**Given request**
Review the lines that follow and copy each one that contains the word "Gain".

[Extracts from a graphics dataset]
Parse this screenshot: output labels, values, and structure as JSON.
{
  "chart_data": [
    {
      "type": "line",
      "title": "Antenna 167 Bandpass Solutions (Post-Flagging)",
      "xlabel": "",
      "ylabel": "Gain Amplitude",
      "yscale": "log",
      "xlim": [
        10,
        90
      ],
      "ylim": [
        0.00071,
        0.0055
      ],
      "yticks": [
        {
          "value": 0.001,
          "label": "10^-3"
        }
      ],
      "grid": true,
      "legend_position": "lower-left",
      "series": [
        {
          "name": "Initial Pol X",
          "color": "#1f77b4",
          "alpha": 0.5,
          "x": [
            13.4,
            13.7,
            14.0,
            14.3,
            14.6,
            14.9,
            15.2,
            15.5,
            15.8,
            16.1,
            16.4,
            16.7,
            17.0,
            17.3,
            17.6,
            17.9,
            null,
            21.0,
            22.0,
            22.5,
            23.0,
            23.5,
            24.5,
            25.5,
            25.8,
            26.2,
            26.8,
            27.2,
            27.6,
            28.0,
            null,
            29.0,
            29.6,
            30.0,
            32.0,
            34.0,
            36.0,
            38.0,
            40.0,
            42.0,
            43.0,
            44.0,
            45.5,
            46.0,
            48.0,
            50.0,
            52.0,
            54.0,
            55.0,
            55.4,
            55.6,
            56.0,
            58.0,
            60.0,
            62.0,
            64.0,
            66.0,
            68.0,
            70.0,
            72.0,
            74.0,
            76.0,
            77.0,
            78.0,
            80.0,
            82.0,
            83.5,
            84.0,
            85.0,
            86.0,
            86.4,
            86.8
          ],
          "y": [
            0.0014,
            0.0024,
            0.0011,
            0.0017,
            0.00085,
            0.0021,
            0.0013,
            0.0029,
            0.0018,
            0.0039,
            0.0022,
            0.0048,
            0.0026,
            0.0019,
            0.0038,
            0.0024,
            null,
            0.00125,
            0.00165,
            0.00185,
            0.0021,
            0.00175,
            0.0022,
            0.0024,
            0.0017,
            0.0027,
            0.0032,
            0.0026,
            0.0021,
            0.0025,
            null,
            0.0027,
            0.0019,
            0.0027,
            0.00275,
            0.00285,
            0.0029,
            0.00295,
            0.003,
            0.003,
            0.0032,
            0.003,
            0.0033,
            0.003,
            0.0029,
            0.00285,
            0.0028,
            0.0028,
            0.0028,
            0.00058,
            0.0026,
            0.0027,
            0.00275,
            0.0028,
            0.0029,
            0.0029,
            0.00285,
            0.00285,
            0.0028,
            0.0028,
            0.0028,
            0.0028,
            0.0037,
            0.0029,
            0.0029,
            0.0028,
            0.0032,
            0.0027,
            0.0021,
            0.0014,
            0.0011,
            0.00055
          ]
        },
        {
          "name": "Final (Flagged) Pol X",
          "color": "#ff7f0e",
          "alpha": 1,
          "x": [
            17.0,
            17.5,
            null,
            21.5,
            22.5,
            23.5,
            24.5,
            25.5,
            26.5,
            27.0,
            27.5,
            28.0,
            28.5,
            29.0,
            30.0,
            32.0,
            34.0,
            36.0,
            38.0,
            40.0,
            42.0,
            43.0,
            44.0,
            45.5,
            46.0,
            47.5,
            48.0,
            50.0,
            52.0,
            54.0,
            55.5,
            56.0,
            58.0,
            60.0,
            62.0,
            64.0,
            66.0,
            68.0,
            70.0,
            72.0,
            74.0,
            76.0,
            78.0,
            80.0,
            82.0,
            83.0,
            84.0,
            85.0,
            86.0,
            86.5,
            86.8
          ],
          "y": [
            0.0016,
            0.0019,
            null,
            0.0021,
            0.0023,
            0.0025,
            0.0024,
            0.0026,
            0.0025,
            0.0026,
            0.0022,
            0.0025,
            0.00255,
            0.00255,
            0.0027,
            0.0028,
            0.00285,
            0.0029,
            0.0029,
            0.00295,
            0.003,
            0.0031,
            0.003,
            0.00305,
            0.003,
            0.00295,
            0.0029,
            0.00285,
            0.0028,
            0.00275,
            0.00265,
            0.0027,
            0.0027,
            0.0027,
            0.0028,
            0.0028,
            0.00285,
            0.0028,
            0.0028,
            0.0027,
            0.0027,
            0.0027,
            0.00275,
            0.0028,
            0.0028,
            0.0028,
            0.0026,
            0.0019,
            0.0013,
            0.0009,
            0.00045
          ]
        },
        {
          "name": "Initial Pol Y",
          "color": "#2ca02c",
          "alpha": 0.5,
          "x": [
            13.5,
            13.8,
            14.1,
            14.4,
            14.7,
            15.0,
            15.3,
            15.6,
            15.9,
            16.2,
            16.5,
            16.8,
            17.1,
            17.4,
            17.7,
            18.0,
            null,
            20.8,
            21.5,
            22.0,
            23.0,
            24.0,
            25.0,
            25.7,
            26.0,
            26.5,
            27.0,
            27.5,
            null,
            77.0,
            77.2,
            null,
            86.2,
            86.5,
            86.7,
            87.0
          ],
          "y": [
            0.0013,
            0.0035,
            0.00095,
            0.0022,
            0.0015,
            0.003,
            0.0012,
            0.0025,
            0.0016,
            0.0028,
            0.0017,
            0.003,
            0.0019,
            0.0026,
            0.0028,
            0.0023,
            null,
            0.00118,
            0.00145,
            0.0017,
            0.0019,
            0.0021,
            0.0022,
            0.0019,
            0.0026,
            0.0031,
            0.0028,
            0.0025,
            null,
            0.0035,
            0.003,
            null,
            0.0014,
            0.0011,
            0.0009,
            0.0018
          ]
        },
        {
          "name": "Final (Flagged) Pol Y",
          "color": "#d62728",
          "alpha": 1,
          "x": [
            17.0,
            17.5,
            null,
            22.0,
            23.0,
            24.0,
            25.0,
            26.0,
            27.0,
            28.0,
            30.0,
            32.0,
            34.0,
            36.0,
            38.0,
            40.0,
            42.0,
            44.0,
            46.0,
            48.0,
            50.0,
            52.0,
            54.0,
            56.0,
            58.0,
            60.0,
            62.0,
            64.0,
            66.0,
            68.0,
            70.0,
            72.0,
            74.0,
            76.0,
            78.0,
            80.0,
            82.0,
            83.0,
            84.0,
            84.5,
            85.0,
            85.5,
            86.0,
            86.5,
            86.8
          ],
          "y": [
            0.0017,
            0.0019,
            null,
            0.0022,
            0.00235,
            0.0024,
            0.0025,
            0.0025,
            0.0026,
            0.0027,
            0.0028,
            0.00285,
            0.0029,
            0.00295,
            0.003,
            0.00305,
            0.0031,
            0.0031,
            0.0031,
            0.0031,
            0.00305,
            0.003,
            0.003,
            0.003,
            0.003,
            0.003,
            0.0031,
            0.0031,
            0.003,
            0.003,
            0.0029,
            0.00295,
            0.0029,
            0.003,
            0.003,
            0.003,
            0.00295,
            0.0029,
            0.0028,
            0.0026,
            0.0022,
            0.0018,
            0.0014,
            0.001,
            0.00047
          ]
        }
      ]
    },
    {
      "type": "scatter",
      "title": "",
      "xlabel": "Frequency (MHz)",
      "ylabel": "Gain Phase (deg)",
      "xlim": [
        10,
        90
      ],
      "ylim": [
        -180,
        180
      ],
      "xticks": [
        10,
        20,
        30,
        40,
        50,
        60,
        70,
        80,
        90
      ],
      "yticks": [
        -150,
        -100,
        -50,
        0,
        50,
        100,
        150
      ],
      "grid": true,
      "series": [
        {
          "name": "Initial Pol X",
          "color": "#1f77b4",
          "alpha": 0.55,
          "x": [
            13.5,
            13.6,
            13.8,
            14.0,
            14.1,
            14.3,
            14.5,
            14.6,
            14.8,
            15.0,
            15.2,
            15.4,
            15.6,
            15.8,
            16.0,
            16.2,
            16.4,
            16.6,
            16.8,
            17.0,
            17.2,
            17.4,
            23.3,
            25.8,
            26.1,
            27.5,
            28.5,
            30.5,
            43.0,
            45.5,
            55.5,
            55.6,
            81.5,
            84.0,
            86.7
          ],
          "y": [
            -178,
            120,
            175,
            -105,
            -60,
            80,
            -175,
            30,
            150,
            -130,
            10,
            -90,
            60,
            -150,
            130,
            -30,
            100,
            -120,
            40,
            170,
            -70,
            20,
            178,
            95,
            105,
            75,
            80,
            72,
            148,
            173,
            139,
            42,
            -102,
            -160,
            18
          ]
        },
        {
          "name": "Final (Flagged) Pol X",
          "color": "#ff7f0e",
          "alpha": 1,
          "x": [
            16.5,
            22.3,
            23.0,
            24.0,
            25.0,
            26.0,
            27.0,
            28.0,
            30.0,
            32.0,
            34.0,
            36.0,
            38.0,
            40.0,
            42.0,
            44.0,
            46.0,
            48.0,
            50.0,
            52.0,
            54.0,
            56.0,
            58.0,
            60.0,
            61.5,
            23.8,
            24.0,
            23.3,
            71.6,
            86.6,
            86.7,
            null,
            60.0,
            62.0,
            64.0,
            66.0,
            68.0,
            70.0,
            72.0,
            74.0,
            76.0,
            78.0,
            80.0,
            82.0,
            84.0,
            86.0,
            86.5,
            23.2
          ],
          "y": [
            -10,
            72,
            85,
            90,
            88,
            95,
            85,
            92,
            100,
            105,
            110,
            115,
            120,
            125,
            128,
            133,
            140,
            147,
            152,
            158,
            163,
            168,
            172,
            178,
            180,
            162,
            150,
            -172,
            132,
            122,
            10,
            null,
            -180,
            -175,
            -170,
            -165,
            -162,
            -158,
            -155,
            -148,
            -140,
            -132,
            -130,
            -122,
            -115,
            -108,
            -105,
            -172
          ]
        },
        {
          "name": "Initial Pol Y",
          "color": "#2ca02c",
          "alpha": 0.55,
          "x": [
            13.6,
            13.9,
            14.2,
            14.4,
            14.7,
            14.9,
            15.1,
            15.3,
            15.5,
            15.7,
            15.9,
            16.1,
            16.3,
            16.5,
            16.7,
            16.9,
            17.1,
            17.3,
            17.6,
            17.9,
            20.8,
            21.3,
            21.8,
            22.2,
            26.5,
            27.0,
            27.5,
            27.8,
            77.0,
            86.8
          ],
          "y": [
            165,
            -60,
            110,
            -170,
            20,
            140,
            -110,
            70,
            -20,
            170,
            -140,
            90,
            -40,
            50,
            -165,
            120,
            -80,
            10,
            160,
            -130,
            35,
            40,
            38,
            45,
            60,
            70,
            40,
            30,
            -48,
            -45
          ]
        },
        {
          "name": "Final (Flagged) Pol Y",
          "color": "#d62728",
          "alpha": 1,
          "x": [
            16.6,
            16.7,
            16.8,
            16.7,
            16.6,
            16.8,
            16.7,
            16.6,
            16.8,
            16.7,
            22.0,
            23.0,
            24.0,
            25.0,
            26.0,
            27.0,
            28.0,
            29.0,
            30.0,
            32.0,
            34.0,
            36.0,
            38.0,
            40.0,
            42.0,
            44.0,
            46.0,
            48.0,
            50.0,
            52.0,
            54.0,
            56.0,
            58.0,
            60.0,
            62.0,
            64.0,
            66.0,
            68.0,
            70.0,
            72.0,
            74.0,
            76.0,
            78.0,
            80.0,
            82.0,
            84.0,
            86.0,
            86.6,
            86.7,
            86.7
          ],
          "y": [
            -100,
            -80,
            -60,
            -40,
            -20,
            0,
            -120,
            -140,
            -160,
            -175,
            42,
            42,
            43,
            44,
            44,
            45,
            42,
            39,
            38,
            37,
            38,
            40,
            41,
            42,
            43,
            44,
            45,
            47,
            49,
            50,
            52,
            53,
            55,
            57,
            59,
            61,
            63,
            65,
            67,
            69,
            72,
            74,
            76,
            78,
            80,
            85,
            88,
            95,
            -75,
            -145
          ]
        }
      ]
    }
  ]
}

**Exercise answer**
      "ylabel": "Gain Amplitude",
      "ylabel": "Gain Phase (deg)",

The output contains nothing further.